━━━ Selection

Textbook: Chatterjee, S., & Hadi, A.S. (2012). Regression Analysis by Example. 5th Edition.
library(tidyverse)
ExamData <- read_tsv("Table3.10.txt")
Model1fit <- lm(`F` ~ P1, data = ExamData)
Model1 <- summary(Model1fit)
par(mar = c(4.1, 4.1, 2.1, 2.1))
plot(Model1fit, which = 1, col = "blue")
Observations: The 1st, 9th, and 13th observations have noticeablly higher residual error, suggesting that they may be unusual observations. Further, all of these 3 fitted values overestimate the actual value of F; for instance, observation 1 (P1 = 78) predicts that F = 76 when it really equal 68. This means that there is not equal variance in the residual errors.
par(mar = c(4.1, 4.1, 2.1, 2.1))
plot(Model1fit, which = 2, col = "blue")
Observations: The Normal Q-Q plot reinforces my previous observations. Most points fall below the Normal line, so the distribution is skewed to the left. Hence, the residuals do not appear normally distributed.
Next, I will check if P2 does a better job at demonstrating the residual assumptions.

━━━━━━
━━━ Entries shown

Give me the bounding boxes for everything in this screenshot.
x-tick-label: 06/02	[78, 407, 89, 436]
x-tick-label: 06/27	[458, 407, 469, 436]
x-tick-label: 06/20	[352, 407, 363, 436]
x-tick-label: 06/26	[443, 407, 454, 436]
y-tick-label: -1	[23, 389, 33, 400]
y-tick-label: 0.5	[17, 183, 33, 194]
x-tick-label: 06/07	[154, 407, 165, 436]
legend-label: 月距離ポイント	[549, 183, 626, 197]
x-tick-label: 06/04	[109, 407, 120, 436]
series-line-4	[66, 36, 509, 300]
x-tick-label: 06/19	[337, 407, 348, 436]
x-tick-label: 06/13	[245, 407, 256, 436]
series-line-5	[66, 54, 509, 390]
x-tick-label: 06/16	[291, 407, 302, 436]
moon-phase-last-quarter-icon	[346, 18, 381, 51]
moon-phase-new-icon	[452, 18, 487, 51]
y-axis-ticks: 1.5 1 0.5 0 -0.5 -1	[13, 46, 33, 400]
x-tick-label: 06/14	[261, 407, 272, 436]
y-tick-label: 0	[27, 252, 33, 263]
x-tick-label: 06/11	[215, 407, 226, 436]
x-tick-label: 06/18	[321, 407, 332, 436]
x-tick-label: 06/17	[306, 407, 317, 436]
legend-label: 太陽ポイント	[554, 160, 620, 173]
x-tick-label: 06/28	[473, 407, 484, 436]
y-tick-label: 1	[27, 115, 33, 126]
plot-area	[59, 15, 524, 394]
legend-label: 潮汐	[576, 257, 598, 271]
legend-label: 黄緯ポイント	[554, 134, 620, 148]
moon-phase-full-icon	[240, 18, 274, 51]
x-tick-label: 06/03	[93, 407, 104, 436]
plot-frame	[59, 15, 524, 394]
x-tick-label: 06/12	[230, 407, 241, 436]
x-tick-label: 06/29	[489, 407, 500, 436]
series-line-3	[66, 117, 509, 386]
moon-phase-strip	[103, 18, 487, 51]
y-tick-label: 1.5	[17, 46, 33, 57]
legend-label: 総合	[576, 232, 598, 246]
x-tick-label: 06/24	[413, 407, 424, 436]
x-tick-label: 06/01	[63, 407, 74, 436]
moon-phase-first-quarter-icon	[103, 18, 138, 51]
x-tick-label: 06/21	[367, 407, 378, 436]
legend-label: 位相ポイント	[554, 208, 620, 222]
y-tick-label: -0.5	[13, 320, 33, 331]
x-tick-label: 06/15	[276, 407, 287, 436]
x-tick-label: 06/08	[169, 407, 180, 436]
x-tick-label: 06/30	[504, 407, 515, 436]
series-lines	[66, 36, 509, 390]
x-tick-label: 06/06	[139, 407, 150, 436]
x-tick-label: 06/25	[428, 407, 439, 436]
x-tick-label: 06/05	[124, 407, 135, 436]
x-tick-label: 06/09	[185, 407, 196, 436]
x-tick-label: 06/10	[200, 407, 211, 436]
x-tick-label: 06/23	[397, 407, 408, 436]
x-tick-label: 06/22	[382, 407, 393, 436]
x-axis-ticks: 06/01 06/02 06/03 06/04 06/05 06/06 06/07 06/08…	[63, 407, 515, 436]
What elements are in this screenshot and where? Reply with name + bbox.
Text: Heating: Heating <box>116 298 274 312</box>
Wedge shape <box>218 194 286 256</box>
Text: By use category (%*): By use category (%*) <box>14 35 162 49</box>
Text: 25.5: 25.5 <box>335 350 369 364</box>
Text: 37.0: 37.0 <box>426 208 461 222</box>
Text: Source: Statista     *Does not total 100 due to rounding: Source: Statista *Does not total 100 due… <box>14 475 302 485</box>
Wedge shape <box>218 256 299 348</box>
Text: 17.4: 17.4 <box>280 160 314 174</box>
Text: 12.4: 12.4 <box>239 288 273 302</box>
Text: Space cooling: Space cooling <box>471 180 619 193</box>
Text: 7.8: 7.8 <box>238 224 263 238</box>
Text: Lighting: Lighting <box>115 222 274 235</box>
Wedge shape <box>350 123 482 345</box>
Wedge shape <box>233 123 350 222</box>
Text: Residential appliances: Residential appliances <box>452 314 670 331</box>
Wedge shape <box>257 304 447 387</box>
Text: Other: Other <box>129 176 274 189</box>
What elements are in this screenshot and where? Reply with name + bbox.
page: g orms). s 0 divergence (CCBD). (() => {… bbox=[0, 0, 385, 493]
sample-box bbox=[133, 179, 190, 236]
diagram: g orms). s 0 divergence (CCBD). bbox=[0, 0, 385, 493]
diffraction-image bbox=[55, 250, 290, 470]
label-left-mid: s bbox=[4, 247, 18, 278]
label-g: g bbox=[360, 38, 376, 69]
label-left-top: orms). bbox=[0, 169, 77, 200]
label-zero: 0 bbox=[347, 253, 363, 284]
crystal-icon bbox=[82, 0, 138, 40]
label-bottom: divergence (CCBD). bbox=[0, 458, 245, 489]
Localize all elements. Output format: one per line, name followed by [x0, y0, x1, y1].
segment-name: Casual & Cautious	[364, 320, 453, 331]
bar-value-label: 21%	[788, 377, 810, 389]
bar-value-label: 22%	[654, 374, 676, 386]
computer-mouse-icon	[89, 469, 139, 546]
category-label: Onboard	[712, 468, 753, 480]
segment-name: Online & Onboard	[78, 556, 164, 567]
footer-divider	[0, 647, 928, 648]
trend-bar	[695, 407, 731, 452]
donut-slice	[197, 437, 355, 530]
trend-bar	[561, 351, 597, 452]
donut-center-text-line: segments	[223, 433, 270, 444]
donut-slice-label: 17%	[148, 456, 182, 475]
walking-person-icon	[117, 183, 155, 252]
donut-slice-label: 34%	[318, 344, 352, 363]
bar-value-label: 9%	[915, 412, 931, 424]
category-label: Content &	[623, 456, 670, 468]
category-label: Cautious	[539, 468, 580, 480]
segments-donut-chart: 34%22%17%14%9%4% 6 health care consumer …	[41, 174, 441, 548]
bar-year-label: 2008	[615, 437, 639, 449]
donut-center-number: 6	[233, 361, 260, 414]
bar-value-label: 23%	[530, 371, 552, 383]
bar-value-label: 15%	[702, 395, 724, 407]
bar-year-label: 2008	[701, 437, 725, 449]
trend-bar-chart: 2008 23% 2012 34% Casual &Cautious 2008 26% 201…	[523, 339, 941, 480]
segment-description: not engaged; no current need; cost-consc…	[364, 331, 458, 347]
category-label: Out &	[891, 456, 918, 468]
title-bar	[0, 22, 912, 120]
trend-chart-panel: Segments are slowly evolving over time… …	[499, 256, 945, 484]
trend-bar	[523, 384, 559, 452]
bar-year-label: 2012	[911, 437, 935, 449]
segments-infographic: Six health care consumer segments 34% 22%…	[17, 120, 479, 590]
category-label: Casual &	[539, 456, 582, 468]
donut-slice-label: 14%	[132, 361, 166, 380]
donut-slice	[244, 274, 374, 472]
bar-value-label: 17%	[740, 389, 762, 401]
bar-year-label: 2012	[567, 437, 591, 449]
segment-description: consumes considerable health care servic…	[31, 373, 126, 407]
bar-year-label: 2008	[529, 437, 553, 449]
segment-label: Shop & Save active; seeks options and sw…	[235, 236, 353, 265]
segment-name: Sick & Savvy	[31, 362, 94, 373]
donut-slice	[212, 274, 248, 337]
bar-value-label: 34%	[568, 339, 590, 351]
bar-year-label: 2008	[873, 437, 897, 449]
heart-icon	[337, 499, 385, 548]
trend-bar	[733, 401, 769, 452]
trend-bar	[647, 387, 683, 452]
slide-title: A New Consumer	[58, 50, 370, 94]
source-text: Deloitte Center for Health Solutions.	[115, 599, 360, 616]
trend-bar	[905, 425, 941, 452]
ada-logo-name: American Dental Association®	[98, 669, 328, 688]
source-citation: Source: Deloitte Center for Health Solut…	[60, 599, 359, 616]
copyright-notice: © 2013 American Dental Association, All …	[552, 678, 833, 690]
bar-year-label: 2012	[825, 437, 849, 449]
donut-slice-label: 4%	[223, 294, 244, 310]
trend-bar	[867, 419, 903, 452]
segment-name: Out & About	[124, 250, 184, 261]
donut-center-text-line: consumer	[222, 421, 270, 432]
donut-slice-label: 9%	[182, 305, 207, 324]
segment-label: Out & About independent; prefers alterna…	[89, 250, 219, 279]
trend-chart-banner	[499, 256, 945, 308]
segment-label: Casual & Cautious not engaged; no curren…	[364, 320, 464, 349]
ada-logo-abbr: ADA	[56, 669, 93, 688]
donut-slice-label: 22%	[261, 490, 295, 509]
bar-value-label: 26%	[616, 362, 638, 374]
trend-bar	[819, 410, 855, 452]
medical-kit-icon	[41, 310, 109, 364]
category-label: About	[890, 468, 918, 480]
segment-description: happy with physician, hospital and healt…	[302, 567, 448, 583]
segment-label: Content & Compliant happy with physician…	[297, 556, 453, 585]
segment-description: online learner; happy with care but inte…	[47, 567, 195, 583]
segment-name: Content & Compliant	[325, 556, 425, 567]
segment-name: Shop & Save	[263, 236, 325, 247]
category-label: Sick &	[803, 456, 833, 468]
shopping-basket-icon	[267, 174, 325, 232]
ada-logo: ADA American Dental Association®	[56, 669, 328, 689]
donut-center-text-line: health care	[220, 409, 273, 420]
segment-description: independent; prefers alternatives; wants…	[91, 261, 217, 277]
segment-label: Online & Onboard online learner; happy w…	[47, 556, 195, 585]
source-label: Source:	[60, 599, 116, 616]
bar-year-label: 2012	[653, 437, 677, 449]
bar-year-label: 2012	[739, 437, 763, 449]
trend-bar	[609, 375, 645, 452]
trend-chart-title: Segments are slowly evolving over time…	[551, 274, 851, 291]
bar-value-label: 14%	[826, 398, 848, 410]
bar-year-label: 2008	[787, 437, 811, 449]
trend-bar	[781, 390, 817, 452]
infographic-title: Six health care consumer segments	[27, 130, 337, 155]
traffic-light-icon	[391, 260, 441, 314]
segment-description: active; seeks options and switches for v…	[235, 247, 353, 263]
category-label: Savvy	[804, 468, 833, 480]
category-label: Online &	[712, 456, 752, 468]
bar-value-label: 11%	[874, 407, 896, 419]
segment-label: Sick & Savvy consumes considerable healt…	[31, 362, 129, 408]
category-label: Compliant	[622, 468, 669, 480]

━━━━━━

▶ **Task description**
Write out the regression notes from "library(tidyverse)" down to "the residual errors.", word for word.

▶ **Exercise answer**
library(tidyverse)
ExamData <- read_tsv("Table3.10.txt")
Model1fit <- lm(`F` ~ P1, data = ExamData)
Model1 <- summary(Model1fit)
par(mar = c(4.1, 4.1, 2.1, 2.1))
plot(Model1fit, which = 1, col = "blue")
Observations: The 1st, 9th, and 13th observations have noticeablly higher residual error, suggesting that they may be unusual observations. Further, all of these 3 fitted values overestimate the actual value of F; for instance, observation 1 (P1 = 78) predicts that F = 76 when it really equal 68. This means that there is not equal variance in the residual errors.